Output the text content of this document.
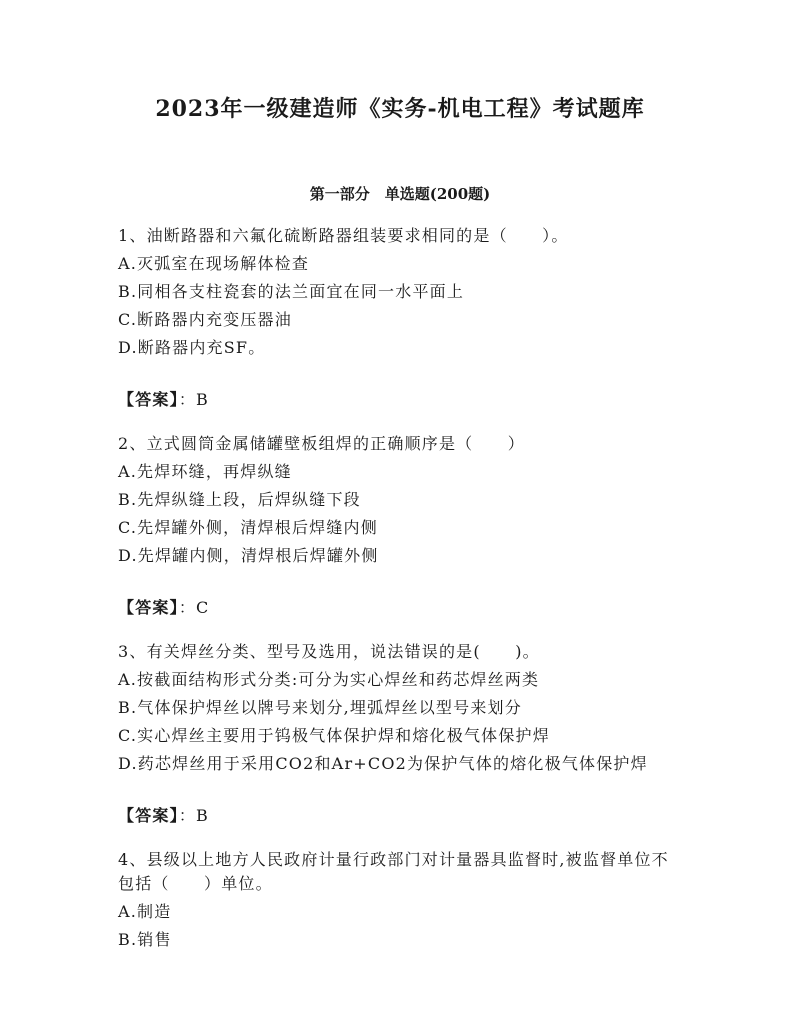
2023年一级建造师《实务-机电工程》考试题库
第一部分　单选题(200题)
1、油断路器和六氟化硫断路器组装要求相同的是（　　）。
A.灭弧室在现场解体检查
B.同相各支柱瓷套的法兰面宜在同一水平面上
C.断路器内充变压器油
D.断路器内充SF。
【答案】：B
2、立式圆筒金属储罐壁板组焊的正确顺序是（　　）
A.先焊环缝，再焊纵缝
B.先焊纵缝上段，后焊纵缝下段
C.先焊罐外侧，清焊根后焊缝内侧
D.先焊罐内侧，清焊根后焊罐外侧
【答案】：C
3、有关焊丝分类、型号及选用，说法错误的是(　　)。
A.按截面结构形式分类:可分为实心焊丝和药芯焊丝两类
B.气体保护焊丝以牌号来划分,埋弧焊丝以型号来划分
C.实心焊丝主要用于钨极气体保护焊和熔化极气体保护焊
D.药芯焊丝用于采用CO2和Ar+CO2为保护气体的熔化极气体保护焊
【答案】：B
4、县级以上地方人民政府计量行政部门对计量器具监督时,被监督单位不包括（　　）单位。
A.制造
B.销售
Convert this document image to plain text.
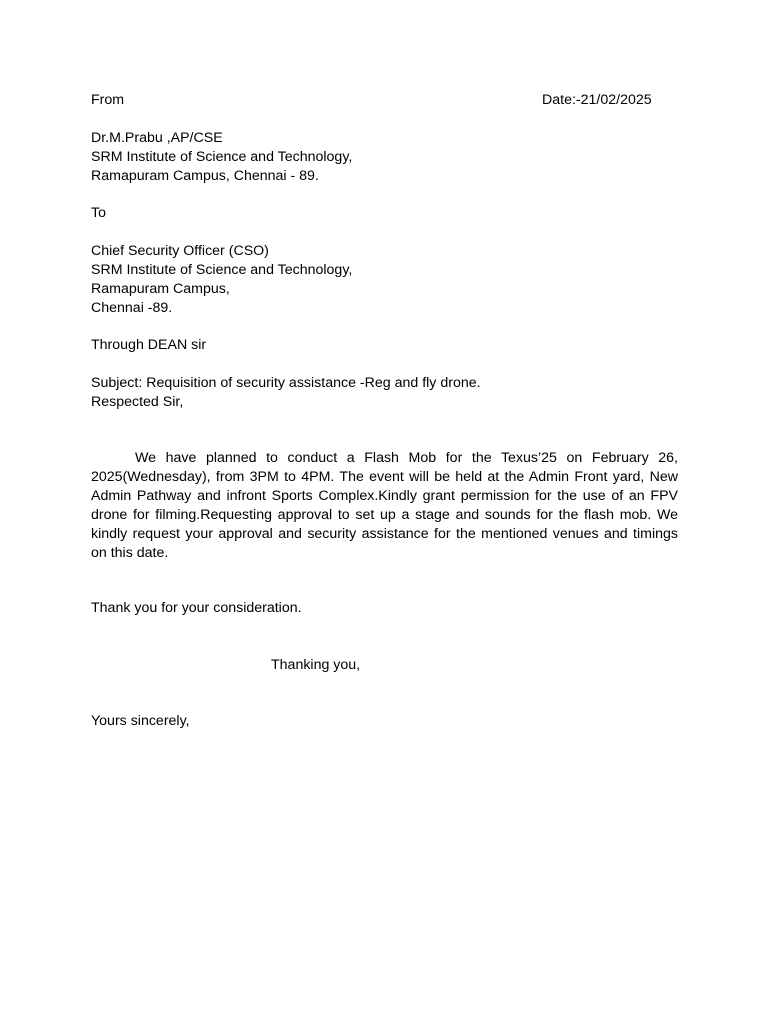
From	Date:-21/02/2025
Dr.M.Prabu ,AP/CSE
SRM Institute of Science and Technology,
Ramapuram Campus, Chennai - 89.
To
Chief Security Officer (CSO)
SRM Institute of Science and Technology,
Ramapuram Campus,
Chennai -89.
Through DEAN sir
Subject: Requisition of security assistance -Reg and fly drone.
Respected Sir,
We have planned to conduct a Flash Mob for the Texus’25 on February 26, 2025(Wednesday), from 3PM to 4PM. The event will be held at the Admin Front yard, New Admin Pathway and infront Sports Complex.Kindly grant permission for the use of an FPV drone for filming.Requesting approval to set up a stage and sounds for the flash mob. We kindly request your approval and security assistance for the mentioned venues and timings on this date.
Thank you for your consideration.
Thanking you,
Yours sincerely,
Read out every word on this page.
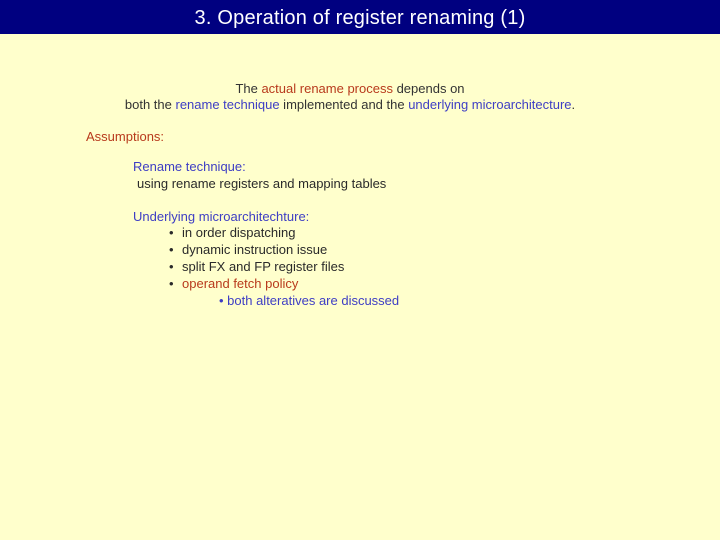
3. Operation of register renaming (1)
The actual rename process depends on
both the rename technique implemented and the underlying microarchitecture.
Assumptions:
Rename technique:
using rename registers and mapping tables
Underlying microarchitechture:
• in order dispatching
• dynamic instruction issue
• split FX and FP register files
• operand fetch policy
• both alteratives are discussed
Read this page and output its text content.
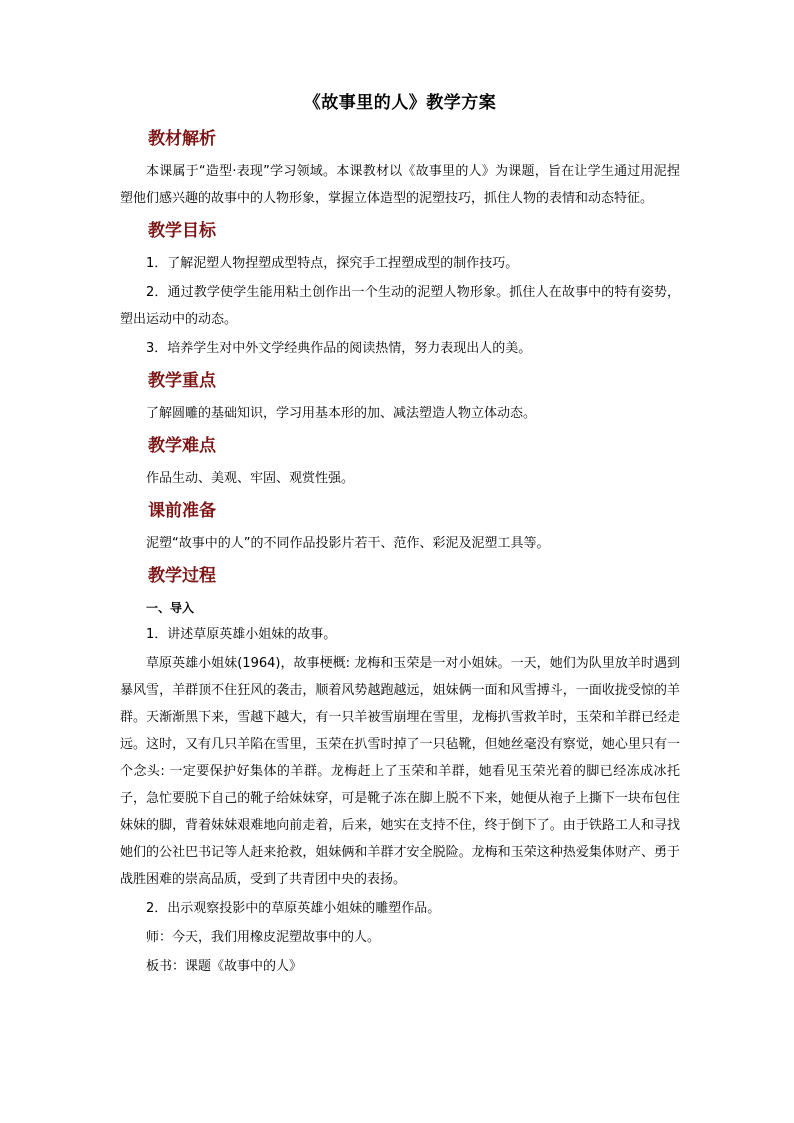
《故事里的人》教学方案
教材解析

本课属于“造型·表现”学习领域。本课教材以《故事里的人》为课题，旨在让学生通过用泥捏塑他们感兴趣的故事中的人物形象，掌握立体造型的泥塑技巧，抓住人物的表情和动态特征。

教学目标

1．了解泥塑人物捏塑成型特点，探究手工捏塑成型的制作技巧。

2．通过教学使学生能用粘土创作出一个生动的泥塑人物形象。抓住人在故事中的特有姿势，塑出运动中的动态。

3．培养学生对中外文学经典作品的阅读热情，努力表现出人的美。

教学重点

了解圆雕的基础知识，学习用基本形的加、减法塑造人物立体动态。

教学难点

作品生动、美观、牢固、观赏性强。

课前准备

泥塑“故事中的人”的不同作品投影片若干、范作、彩泥及泥塑工具等。

教学过程
一、导入

1．讲述草原英雄小姐妹的故事。

草原英雄小姐妹(1964)，故事梗概: 龙梅和玉荣是一对小姐妹。一天，她们为队里放羊时遇到暴风雪，羊群顶不住狂风的袭击，顺着风势越跑越远，姐妹俩一面和风雪搏斗，一面收拢受惊的羊群。天渐渐黑下来，雪越下越大，有一只羊被雪崩埋在雪里，龙梅扒雪救羊时，玉荣和羊群已经走远。这时，又有几只羊陷在雪里，玉荣在扒雪时掉了一只毡靴，但她丝毫没有察觉，她心里只有一个念头: 一定要保护好集体的羊群。龙梅赶上了玉荣和羊群，她看见玉荣光着的脚已经冻成冰托子，急忙要脱下自己的靴子给妹妹穿，可是靴子冻在脚上脱不下来，她便从袍子上撕下一块布包住妹妹的脚，背着妹妹艰难地向前走着，后来，她实在支持不住，终于倒下了。由于铁路工人和寻找她们的公社巴书记等人赶来抢救，姐妹俩和羊群才安全脱险。龙梅和玉荣这种热爱集体财产、勇于战胜困难的崇高品质，受到了共青团中央的表扬。

2．出示观察投影中的草原英雄小姐妹的雕塑作品。

师：今天，我们用橡皮泥塑故事中的人。

板书：课题《故事中的人》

> [Task description]: Check each line of the entries above, and show every one holding the word "both".

> [Exercise answer]:
both the rename technique implemented and the underlying microarchitecture.
• both alteratives are discussed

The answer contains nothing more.